*** SOURCE MATERIAL Section Begins ***

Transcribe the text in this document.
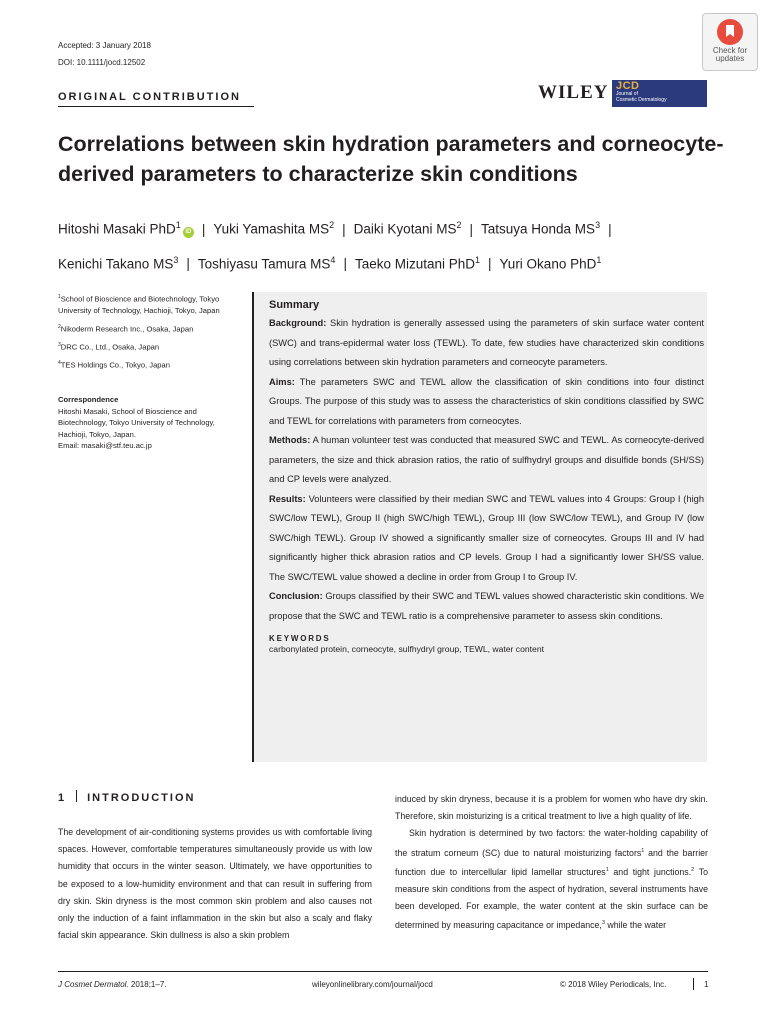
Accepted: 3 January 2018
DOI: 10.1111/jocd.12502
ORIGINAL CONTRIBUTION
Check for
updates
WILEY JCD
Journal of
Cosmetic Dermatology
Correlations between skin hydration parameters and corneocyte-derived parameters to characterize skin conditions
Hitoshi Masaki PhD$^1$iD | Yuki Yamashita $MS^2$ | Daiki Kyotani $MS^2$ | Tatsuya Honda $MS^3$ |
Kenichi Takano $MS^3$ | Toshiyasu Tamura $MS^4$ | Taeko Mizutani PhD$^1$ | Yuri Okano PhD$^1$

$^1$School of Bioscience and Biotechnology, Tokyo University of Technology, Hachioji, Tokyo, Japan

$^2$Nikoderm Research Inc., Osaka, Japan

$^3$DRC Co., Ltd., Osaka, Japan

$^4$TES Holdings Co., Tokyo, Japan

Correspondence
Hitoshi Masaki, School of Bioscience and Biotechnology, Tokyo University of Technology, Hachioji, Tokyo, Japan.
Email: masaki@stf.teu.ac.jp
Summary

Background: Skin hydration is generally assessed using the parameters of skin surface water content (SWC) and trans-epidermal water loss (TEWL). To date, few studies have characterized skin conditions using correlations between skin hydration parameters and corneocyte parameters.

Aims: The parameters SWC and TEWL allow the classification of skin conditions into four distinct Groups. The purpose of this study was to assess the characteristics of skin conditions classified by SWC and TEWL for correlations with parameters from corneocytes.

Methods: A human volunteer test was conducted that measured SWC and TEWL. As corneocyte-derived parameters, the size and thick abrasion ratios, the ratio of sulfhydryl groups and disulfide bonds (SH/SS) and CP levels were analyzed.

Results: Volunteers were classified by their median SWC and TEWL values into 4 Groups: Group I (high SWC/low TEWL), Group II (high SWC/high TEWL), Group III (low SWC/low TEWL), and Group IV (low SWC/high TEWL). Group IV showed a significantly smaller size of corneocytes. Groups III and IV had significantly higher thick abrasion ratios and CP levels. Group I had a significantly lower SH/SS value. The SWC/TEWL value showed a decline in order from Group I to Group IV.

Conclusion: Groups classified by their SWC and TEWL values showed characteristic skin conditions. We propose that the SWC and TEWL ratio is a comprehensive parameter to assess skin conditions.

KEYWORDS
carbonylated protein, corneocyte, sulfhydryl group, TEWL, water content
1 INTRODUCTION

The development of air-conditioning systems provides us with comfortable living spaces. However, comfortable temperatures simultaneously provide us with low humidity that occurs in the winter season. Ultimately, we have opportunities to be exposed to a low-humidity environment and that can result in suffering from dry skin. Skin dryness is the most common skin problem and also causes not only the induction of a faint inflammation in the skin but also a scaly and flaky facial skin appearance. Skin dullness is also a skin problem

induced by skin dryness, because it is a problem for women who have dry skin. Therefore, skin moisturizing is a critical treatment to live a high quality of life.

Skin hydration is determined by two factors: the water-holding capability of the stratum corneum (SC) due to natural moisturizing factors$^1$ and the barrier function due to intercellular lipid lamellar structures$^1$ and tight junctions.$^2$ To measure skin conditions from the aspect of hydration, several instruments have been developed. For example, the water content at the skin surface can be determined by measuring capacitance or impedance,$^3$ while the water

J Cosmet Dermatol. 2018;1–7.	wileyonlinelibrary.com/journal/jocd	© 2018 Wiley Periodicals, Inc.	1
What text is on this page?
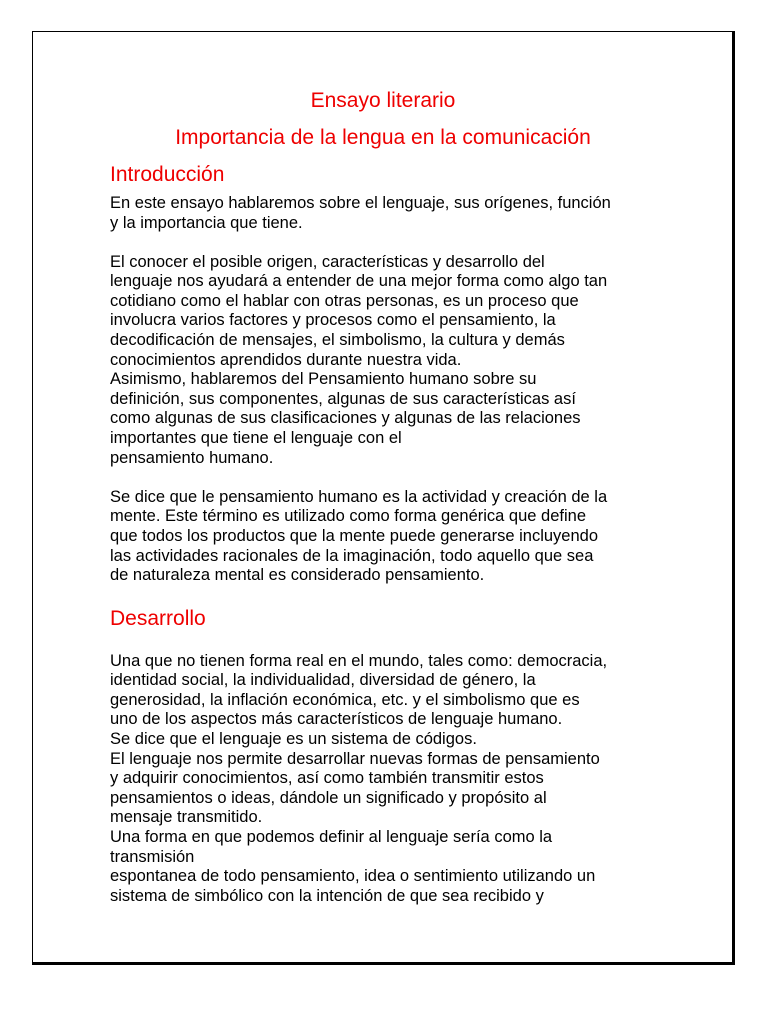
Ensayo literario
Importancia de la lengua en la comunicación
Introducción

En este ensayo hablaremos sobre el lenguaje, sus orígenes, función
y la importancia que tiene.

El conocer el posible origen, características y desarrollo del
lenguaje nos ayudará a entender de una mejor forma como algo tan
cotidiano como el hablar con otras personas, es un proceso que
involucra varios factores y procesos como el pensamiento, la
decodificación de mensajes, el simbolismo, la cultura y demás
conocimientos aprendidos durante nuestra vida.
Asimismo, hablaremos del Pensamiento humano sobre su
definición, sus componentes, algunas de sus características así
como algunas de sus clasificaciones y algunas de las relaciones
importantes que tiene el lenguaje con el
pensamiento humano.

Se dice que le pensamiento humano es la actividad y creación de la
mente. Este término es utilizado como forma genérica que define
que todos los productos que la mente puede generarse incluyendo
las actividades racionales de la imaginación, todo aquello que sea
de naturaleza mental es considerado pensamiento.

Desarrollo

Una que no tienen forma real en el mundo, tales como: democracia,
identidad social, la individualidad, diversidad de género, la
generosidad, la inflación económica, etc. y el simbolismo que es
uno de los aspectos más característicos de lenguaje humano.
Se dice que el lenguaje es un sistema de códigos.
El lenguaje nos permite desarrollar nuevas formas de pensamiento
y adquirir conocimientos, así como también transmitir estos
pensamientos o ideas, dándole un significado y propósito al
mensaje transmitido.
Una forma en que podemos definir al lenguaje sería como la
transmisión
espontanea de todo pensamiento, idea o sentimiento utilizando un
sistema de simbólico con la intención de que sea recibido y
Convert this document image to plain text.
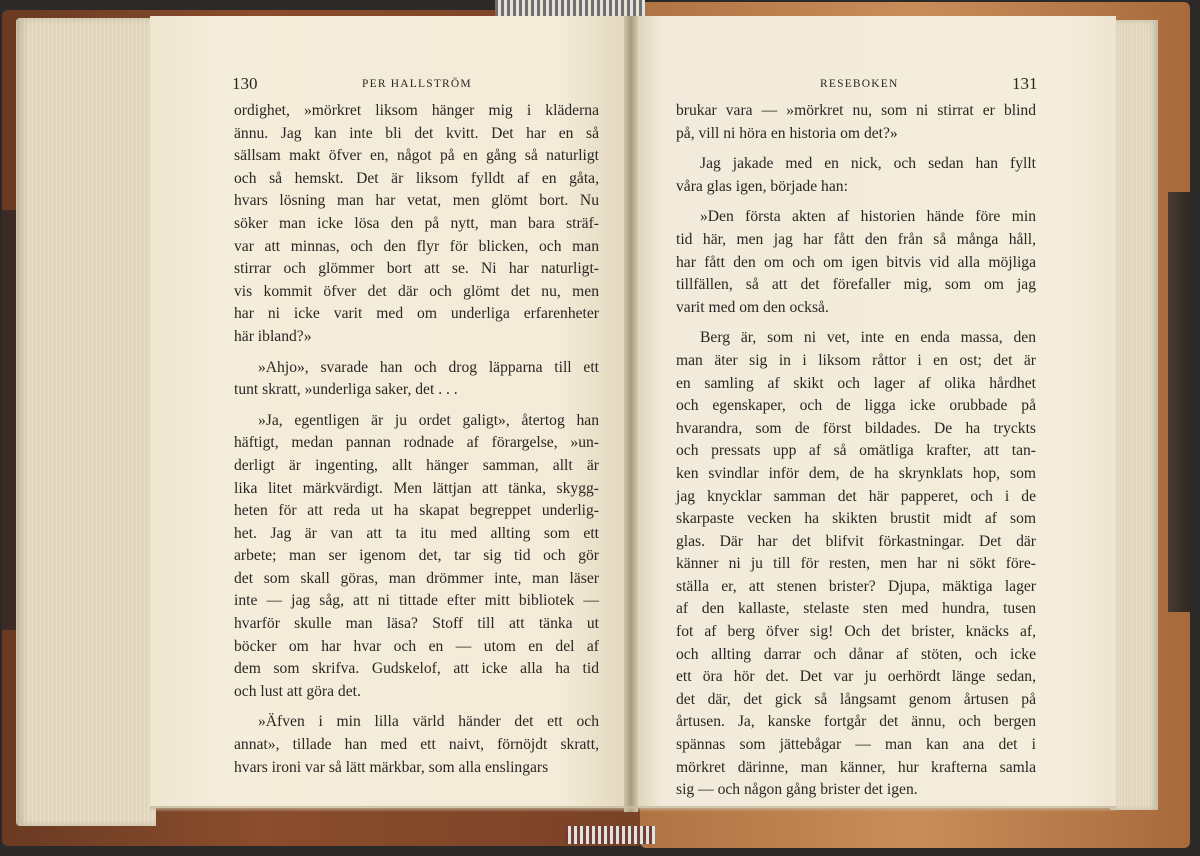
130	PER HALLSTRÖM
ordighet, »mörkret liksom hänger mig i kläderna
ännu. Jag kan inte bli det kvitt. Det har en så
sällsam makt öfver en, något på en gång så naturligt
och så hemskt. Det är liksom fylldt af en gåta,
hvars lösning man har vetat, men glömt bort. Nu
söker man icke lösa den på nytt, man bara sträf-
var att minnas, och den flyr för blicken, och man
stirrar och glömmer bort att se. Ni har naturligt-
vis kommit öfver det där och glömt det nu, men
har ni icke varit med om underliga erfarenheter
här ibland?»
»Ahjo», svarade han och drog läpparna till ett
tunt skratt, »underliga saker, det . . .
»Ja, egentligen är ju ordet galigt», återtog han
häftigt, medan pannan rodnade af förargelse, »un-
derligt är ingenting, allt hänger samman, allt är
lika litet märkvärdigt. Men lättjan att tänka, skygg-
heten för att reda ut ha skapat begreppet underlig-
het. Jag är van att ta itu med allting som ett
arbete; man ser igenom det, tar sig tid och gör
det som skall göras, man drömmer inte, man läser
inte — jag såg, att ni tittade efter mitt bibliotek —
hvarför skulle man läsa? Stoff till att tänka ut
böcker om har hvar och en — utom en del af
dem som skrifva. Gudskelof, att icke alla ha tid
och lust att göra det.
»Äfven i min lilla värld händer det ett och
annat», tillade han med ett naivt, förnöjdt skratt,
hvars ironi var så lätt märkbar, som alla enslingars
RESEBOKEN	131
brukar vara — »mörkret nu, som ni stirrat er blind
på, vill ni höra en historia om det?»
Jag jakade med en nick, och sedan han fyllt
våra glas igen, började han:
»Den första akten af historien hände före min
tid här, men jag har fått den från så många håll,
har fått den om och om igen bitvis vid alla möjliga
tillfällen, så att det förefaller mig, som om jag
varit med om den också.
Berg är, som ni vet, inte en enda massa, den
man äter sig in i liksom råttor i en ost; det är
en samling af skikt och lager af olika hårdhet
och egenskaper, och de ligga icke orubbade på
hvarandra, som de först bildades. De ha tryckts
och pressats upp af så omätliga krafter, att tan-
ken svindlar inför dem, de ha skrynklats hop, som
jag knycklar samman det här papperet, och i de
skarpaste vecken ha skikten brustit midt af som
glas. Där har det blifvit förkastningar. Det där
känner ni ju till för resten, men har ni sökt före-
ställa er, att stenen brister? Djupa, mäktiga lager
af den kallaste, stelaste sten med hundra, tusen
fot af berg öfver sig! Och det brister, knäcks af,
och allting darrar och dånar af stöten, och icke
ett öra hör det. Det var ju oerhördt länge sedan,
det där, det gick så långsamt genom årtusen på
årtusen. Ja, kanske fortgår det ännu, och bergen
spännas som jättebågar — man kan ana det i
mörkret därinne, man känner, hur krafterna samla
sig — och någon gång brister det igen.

*** SOURCE MATERIAL Section Ends ***

**THE TASK:** The pictures in the entries should be left out; output everything else exactly.

**TASK RESULT:**
Transcribe the text in this document.
Accepted: 3 January 2018
DOI: 10.1111/jocd.12502
ORIGINAL CONTRIBUTION
Check for
updates
WILEY JCD
Journal of
Cosmetic Dermatology
Correlations between skin hydration parameters and corneocyte-derived parameters to characterize skin conditions
Hitoshi Masaki PhD$^1$iD | Yuki Yamashita $MS^2$ | Daiki Kyotani $MS^2$ | Tatsuya Honda $MS^3$ |
Kenichi Takano $MS^3$ | Toshiyasu Tamura $MS^4$ | Taeko Mizutani PhD$^1$ | Yuri Okano PhD$^1$

$^1$School of Bioscience and Biotechnology, Tokyo University of Technology, Hachioji, Tokyo, Japan

$^2$Nikoderm Research Inc., Osaka, Japan

$^3$DRC Co., Ltd., Osaka, Japan

$^4$TES Holdings Co., Tokyo, Japan

Correspondence
Hitoshi Masaki, School of Bioscience and Biotechnology, Tokyo University of Technology, Hachioji, Tokyo, Japan.
Email: masaki@stf.teu.ac.jp
Summary

Background: Skin hydration is generally assessed using the parameters of skin surface water content (SWC) and trans-epidermal water loss (TEWL). To date, few studies have characterized skin conditions using correlations between skin hydration parameters and corneocyte parameters.

Aims: The parameters SWC and TEWL allow the classification of skin conditions into four distinct Groups. The purpose of this study was to assess the characteristics of skin conditions classified by SWC and TEWL for correlations with parameters from corneocytes.

Methods: A human volunteer test was conducted that measured SWC and TEWL. As corneocyte-derived parameters, the size and thick abrasion ratios, the ratio of sulfhydryl groups and disulfide bonds (SH/SS) and CP levels were analyzed.

Results: Volunteers were classified by their median SWC and TEWL values into 4 Groups: Group I (high SWC/low TEWL), Group II (high SWC/high TEWL), Group III (low SWC/low TEWL), and Group IV (low SWC/high TEWL). Group IV showed a significantly smaller size of corneocytes. Groups III and IV had significantly higher thick abrasion ratios and CP levels. Group I had a significantly lower SH/SS value. The SWC/TEWL value showed a decline in order from Group I to Group IV.

Conclusion: Groups classified by their SWC and TEWL values showed characteristic skin conditions. We propose that the SWC and TEWL ratio is a comprehensive parameter to assess skin conditions.

KEYWORDS
carbonylated protein, corneocyte, sulfhydryl group, TEWL, water content
1 INTRODUCTION

The development of air-conditioning systems provides us with comfortable living spaces. However, comfortable temperatures simultaneously provide us with low humidity that occurs in the winter season. Ultimately, we have opportunities to be exposed to a low-humidity environment and that can result in suffering from dry skin. Skin dryness is the most common skin problem and also causes not only the induction of a faint inflammation in the skin but also a scaly and flaky facial skin appearance. Skin dullness is also a skin problem

induced by skin dryness, because it is a problem for women who have dry skin. Therefore, skin moisturizing is a critical treatment to live a high quality of life.

Skin hydration is determined by two factors: the water-holding capability of the stratum corneum (SC) due to natural moisturizing factors$^1$ and the barrier function due to intercellular lipid lamellar structures$^1$ and tight junctions.$^2$ To measure skin conditions from the aspect of hydration, several instruments have been developed. For example, the water content at the skin surface can be determined by measuring capacitance or impedance,$^3$ while the water

J Cosmet Dermatol. 2018;1–7.	wileyonlinelibrary.com/journal/jocd	© 2018 Wiley Periodicals, Inc.	1
What text is on this page?
Ensayo literario
Importancia de la lengua en la comunicación
Introducción

En este ensayo hablaremos sobre el lenguaje, sus orígenes, función
y la importancia que tiene.

El conocer el posible origen, características y desarrollo del
lenguaje nos ayudará a entender de una mejor forma como algo tan
cotidiano como el hablar con otras personas, es un proceso que
involucra varios factores y procesos como el pensamiento, la
decodificación de mensajes, el simbolismo, la cultura y demás
conocimientos aprendidos durante nuestra vida.
Asimismo, hablaremos del Pensamiento humano sobre su
definición, sus componentes, algunas de sus características así
como algunas de sus clasificaciones y algunas de las relaciones
importantes que tiene el lenguaje con el
pensamiento humano.

Se dice que le pensamiento humano es la actividad y creación de la
mente. Este término es utilizado como forma genérica que define
que todos los productos que la mente puede generarse incluyendo
las actividades racionales de la imaginación, todo aquello que sea
de naturaleza mental es considerado pensamiento.

Desarrollo

Una que no tienen forma real en el mundo, tales como: democracia,
identidad social, la individualidad, diversidad de género, la
generosidad, la inflación económica, etc. y el simbolismo que es
uno de los aspectos más característicos de lenguaje humano.
Se dice que el lenguaje es un sistema de códigos.
El lenguaje nos permite desarrollar nuevas formas de pensamiento
y adquirir conocimientos, así como también transmitir estos
pensamientos o ideas, dándole un significado y propósito al
mensaje transmitido.
Una forma en que podemos definir al lenguaje sería como la
transmisión
espontanea de todo pensamiento, idea o sentimiento utilizando un
sistema de simbólico con la intención de que sea recibido y
Convert this document image to plain text.
130	PER HALLSTRÖM
ordighet, »mörkret liksom hänger mig i kläderna
ännu. Jag kan inte bli det kvitt. Det har en så
sällsam makt öfver en, något på en gång så naturligt
och så hemskt. Det är liksom fylldt af en gåta,
hvars lösning man har vetat, men glömt bort. Nu
söker man icke lösa den på nytt, man bara sträf-
var att minnas, och den flyr för blicken, och man
stirrar och glömmer bort att se. Ni har naturligt-
vis kommit öfver det där och glömt det nu, men
har ni icke varit med om underliga erfarenheter
här ibland?»
»Ahjo», svarade han och drog läpparna till ett
tunt skratt, »underliga saker, det . . .
»Ja, egentligen är ju ordet galigt», återtog han
häftigt, medan pannan rodnade af förargelse, »un-
derligt är ingenting, allt hänger samman, allt är
lika litet märkvärdigt. Men lättjan att tänka, skygg-
heten för att reda ut ha skapat begreppet underlig-
het. Jag är van att ta itu med allting som ett
arbete; man ser igenom det, tar sig tid och gör
det som skall göras, man drömmer inte, man läser
inte — jag såg, att ni tittade efter mitt bibliotek —
hvarför skulle man läsa? Stoff till att tänka ut
böcker om har hvar och en — utom en del af
dem som skrifva. Gudskelof, att icke alla ha tid
och lust att göra det.
»Äfven i min lilla värld händer det ett och
annat», tillade han med ett naivt, förnöjdt skratt,
hvars ironi var så lätt märkbar, som alla enslingars
RESEBOKEN	131
brukar vara — »mörkret nu, som ni stirrat er blind
på, vill ni höra en historia om det?»
Jag jakade med en nick, och sedan han fyllt
våra glas igen, började han:
»Den första akten af historien hände före min
tid här, men jag har fått den från så många håll,
har fått den om och om igen bitvis vid alla möjliga
tillfällen, så att det förefaller mig, som om jag
varit med om den också.
Berg är, som ni vet, inte en enda massa, den
man äter sig in i liksom råttor i en ost; det är
en samling af skikt och lager af olika hårdhet
och egenskaper, och de ligga icke orubbade på
hvarandra, som de först bildades. De ha tryckts
och pressats upp af så omätliga krafter, att tan-
ken svindlar inför dem, de ha skrynklats hop, som
jag knycklar samman det här papperet, och i de
skarpaste vecken ha skikten brustit midt af som
glas. Där har det blifvit förkastningar. Det där
känner ni ju till för resten, men har ni sökt före-
ställa er, att stenen brister? Djupa, mäktiga lager
af den kallaste, stelaste sten med hundra, tusen
fot af berg öfver sig! Och det brister, knäcks af,
och allting darrar och dånar af stöten, och icke
ett öra hör det. Det var ju oerhördt länge sedan,
det där, det gick så långsamt genom årtusen på
årtusen. Ja, kanske fortgår det ännu, och bergen
spännas som jättebågar — man kan ana det i
mörkret därinne, man känner, hur krafterna samla
sig — och någon gång brister det igen.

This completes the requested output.